Items from a dataset
● ● ● ● ●

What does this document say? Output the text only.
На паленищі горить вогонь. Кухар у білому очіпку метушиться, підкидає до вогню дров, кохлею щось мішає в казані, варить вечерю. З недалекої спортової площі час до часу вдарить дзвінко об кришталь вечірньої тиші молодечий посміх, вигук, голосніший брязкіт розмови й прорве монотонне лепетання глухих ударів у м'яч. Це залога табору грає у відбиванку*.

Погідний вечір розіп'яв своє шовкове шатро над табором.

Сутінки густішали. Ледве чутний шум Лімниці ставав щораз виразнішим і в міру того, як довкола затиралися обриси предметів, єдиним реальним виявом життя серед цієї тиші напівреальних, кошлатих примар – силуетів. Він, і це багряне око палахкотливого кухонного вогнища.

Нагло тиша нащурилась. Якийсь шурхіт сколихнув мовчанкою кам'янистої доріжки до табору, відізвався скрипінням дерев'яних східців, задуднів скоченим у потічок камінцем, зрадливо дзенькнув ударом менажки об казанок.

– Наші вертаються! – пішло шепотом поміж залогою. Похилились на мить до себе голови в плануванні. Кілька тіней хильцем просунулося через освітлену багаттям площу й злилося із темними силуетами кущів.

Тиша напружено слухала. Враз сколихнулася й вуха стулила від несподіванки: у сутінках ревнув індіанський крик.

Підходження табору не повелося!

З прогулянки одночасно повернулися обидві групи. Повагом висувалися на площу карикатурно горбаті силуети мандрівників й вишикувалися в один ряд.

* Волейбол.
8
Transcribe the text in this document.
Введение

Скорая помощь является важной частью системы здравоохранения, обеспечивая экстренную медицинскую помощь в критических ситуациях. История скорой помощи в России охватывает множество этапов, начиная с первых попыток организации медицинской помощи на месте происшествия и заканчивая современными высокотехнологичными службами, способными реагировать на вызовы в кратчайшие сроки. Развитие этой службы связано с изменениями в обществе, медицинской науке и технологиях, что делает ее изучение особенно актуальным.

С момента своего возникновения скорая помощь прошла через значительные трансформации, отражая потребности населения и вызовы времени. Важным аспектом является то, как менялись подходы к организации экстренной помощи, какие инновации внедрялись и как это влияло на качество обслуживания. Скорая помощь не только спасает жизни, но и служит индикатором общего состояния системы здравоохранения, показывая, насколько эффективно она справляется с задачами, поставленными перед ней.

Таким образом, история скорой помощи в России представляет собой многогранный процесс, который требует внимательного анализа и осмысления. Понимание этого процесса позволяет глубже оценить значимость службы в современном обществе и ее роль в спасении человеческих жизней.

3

● ● ● ● ●

Work to do: Find the word "text" in the material, then list each line that holds it.

Correct result:
What does this document say? Output the text only.
Transcribe the text in this document.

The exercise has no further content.